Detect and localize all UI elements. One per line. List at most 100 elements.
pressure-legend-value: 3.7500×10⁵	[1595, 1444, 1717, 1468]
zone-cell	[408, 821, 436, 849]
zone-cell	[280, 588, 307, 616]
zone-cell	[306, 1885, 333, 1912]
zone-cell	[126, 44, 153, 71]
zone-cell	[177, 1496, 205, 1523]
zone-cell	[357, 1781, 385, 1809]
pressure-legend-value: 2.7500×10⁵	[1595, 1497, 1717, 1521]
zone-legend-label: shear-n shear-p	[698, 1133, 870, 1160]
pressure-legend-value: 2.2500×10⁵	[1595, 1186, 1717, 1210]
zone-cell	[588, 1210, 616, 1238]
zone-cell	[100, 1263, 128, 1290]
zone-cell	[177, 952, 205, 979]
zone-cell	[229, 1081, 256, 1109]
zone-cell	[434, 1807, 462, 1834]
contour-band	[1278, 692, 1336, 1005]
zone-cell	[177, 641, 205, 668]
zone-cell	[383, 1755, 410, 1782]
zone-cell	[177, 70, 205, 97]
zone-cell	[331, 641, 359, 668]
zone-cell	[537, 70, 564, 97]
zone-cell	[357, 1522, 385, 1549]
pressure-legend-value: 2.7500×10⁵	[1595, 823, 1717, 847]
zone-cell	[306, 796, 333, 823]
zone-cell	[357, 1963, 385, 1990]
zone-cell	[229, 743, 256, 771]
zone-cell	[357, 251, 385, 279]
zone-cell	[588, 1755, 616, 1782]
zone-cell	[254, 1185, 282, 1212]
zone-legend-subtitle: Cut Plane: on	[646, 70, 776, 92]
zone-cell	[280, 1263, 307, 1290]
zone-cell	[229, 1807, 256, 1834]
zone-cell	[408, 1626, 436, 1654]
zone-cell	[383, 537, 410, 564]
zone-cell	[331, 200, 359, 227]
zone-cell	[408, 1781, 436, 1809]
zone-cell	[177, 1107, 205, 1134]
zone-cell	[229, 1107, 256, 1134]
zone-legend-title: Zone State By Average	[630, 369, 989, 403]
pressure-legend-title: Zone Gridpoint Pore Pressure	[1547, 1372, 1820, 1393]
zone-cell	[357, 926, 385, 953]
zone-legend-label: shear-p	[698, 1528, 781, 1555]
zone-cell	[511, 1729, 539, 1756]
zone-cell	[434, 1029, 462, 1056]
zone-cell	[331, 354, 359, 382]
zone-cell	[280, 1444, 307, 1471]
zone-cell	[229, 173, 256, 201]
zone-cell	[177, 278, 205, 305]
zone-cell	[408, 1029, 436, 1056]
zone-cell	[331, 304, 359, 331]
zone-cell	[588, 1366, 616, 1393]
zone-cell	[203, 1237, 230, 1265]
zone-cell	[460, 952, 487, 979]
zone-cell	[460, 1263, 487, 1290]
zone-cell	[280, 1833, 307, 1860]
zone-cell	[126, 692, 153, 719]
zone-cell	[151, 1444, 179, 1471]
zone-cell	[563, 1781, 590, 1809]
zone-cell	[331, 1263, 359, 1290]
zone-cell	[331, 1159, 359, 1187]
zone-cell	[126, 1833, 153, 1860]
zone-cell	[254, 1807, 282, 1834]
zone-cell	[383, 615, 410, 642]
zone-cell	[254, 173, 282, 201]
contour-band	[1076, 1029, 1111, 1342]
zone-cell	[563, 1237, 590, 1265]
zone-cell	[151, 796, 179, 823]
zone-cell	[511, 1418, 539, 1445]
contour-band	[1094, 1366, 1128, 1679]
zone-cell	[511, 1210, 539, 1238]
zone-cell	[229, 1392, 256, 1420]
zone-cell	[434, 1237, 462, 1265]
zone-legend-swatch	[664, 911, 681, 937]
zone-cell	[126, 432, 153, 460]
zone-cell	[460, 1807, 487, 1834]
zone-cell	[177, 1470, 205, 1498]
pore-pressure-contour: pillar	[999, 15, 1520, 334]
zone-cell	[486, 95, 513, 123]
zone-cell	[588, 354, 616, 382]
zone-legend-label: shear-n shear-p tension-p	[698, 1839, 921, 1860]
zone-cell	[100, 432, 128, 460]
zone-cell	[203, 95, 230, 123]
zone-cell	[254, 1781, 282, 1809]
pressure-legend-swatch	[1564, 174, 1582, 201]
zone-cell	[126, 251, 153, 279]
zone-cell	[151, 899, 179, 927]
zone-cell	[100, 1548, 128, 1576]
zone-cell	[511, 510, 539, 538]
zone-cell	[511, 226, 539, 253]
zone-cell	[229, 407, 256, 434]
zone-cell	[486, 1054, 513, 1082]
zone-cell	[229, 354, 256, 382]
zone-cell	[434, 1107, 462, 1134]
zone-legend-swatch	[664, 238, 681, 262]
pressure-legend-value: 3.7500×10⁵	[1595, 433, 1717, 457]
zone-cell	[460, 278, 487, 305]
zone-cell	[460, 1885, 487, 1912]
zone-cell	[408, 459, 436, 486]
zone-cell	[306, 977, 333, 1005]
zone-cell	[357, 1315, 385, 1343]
::::
**What is needed**
How many lines of the items contain the string "label", matching case? Give only the number.

**Task solution**
3